Objective:
The entries below need to be written out exactly, with no pictures included.

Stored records
* Begin *

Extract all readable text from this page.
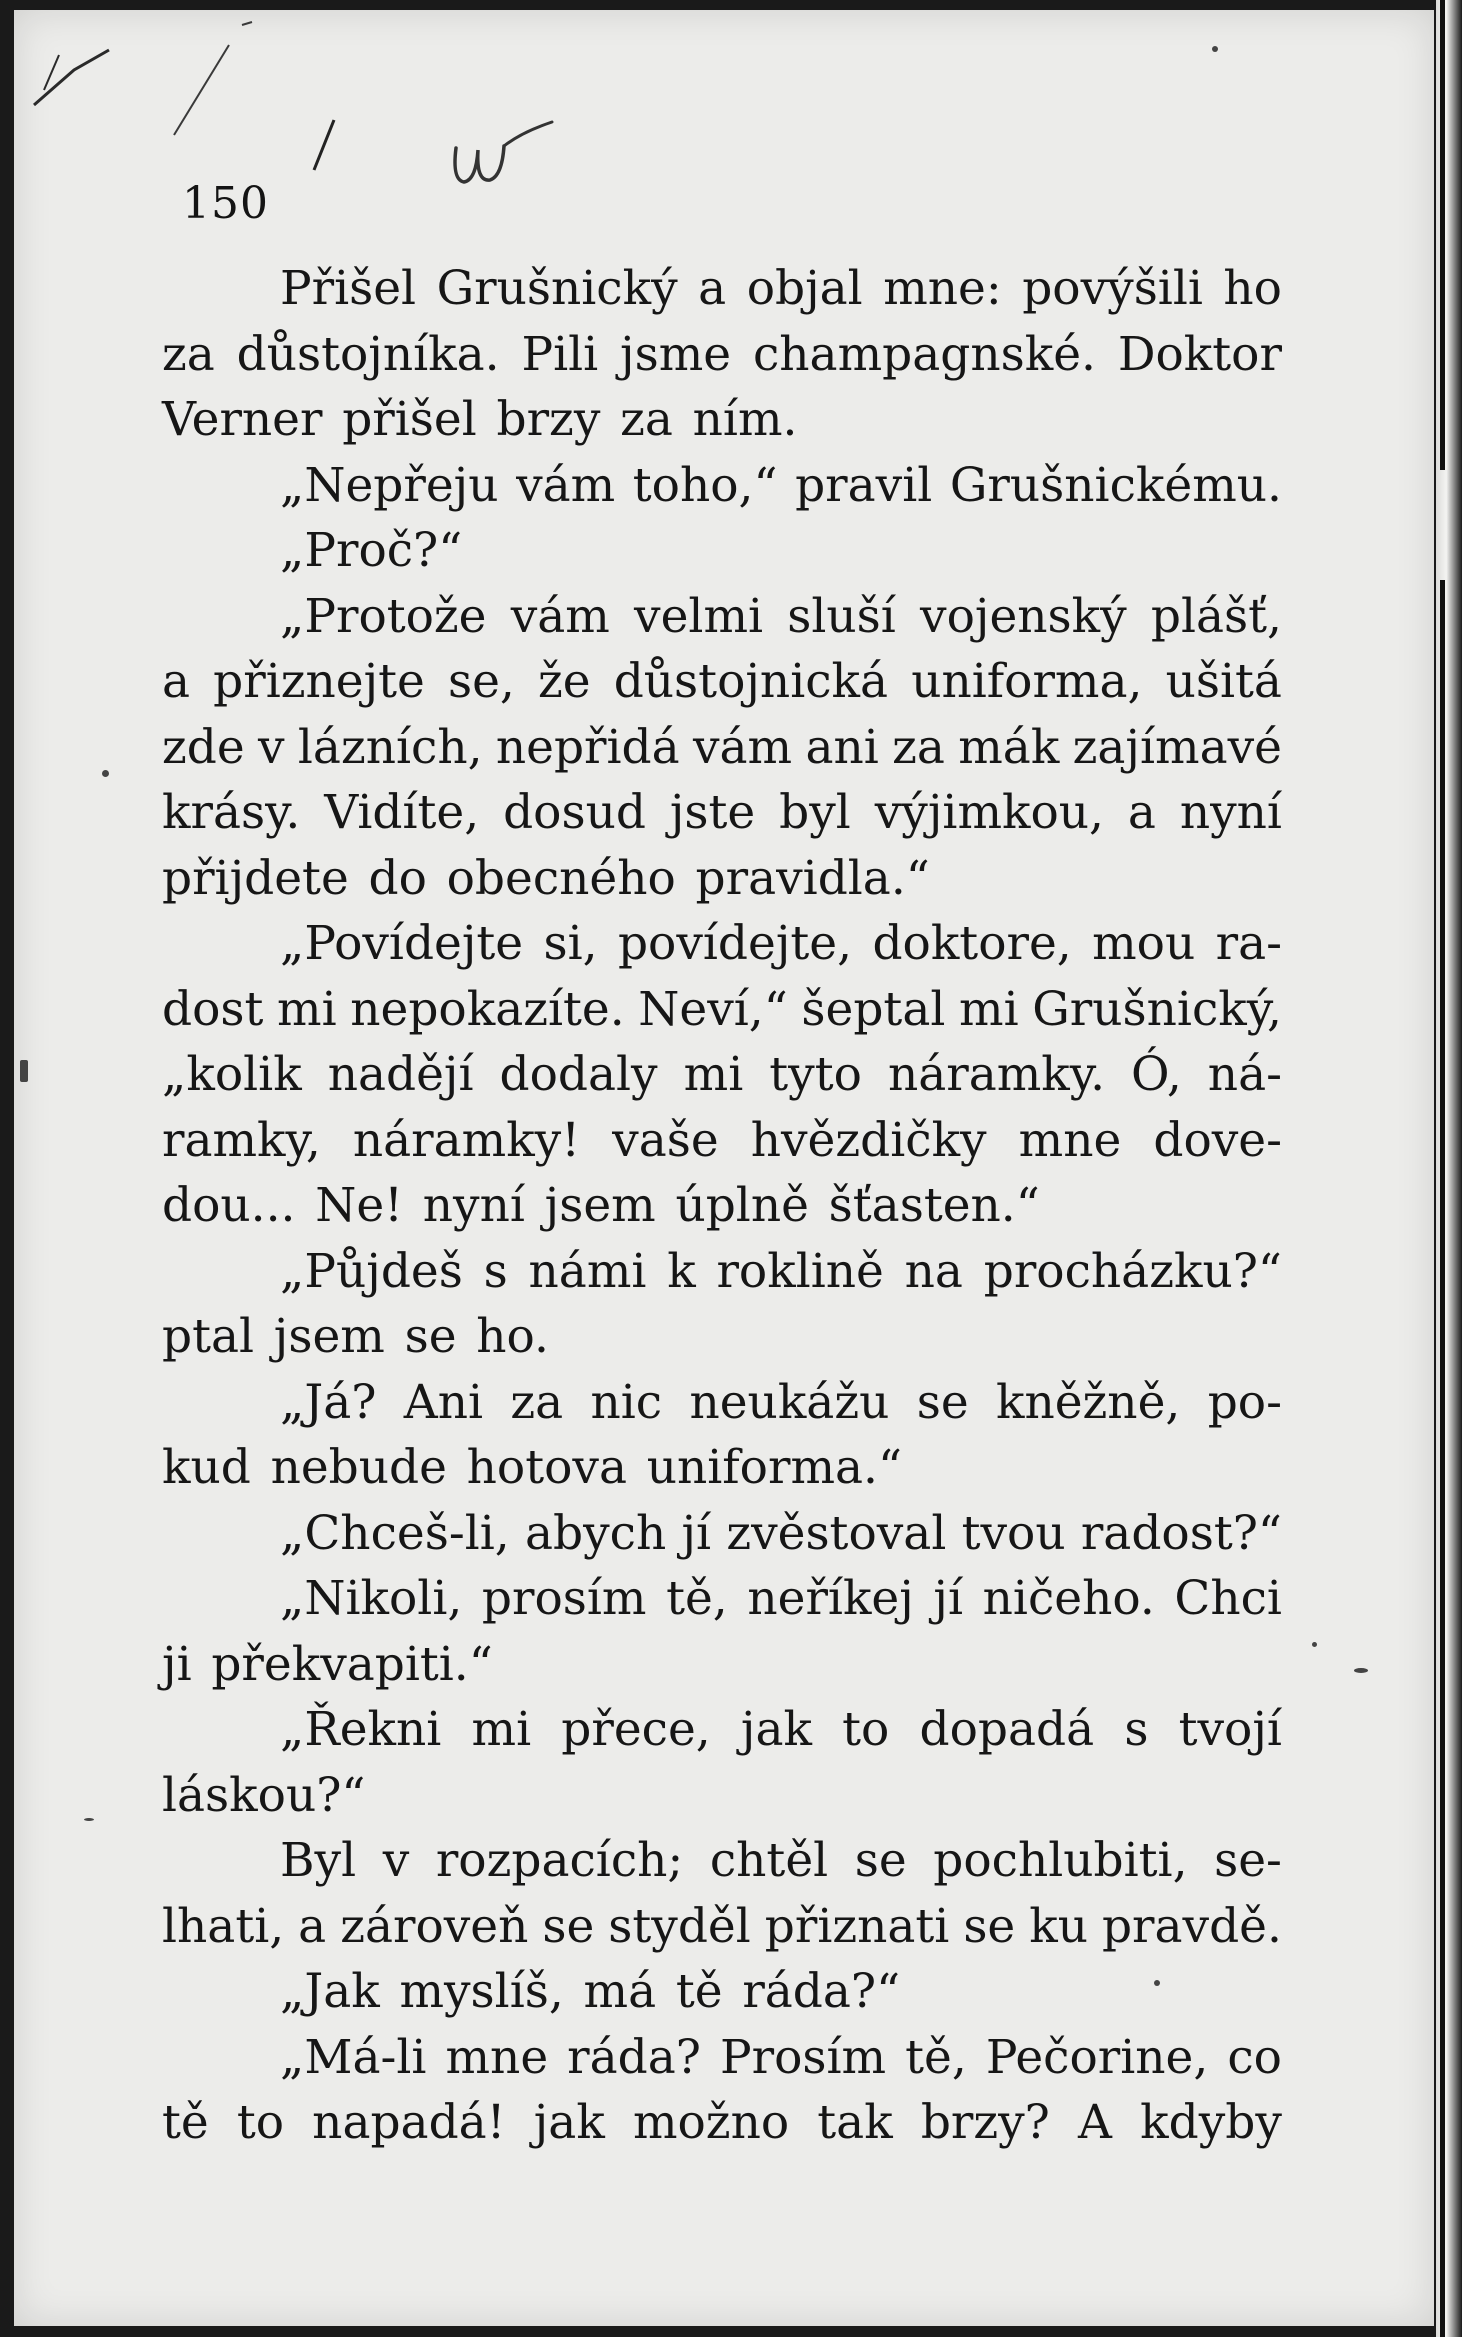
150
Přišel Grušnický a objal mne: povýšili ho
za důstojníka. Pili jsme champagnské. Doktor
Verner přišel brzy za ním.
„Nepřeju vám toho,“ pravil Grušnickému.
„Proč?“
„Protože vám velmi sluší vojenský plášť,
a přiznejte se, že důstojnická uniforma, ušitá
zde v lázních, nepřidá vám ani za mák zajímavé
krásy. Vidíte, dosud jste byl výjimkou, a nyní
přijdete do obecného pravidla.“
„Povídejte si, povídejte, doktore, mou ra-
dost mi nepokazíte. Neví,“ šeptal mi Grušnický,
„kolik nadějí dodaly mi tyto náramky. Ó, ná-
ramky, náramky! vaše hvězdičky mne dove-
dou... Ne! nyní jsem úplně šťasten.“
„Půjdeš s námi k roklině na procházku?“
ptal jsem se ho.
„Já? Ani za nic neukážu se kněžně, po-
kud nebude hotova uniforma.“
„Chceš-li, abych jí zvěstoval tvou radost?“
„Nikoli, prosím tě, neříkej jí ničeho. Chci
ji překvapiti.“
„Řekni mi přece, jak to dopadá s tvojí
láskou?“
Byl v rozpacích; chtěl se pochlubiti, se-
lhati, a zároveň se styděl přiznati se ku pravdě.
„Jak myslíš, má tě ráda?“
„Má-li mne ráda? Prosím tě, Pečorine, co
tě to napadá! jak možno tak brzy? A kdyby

* End *

The result:
Extract all readable text from this page.
150
Přišel Grušnický a objal mne: povýšili ho
za důstojníka. Pili jsme champagnské. Doktor
Verner přišel brzy za ním.
„Nepřeju vám toho,“ pravil Grušnickému.
„Proč?“
„Protože vám velmi sluší vojenský plášť,
a přiznejte se, že důstojnická uniforma, ušitá
zde v lázních, nepřidá vám ani za mák zajímavé
krásy. Vidíte, dosud jste byl výjimkou, a nyní
přijdete do obecného pravidla.“
„Povídejte si, povídejte, doktore, mou ra-
dost mi nepokazíte. Neví,“ šeptal mi Grušnický,
„kolik nadějí dodaly mi tyto náramky. Ó, ná-
ramky, náramky! vaše hvězdičky mne dove-
dou... Ne! nyní jsem úplně šťasten.“
„Půjdeš s námi k roklině na procházku?“
ptal jsem se ho.
„Já? Ani za nic neukážu se kněžně, po-
kud nebude hotova uniforma.“
„Chceš-li, abych jí zvěstoval tvou radost?“
„Nikoli, prosím tě, neříkej jí ničeho. Chci
ji překvapiti.“
„Řekni mi přece, jak to dopadá s tvojí
láskou?“
Byl v rozpacích; chtěl se pochlubiti, se-
lhati, a zároveň se styděl přiznati se ku pravdě.
„Jak myslíš, má tě ráda?“
„Má-li mne ráda? Prosím tě, Pečorine, co
tě to napadá! jak možno tak brzy? A kdyby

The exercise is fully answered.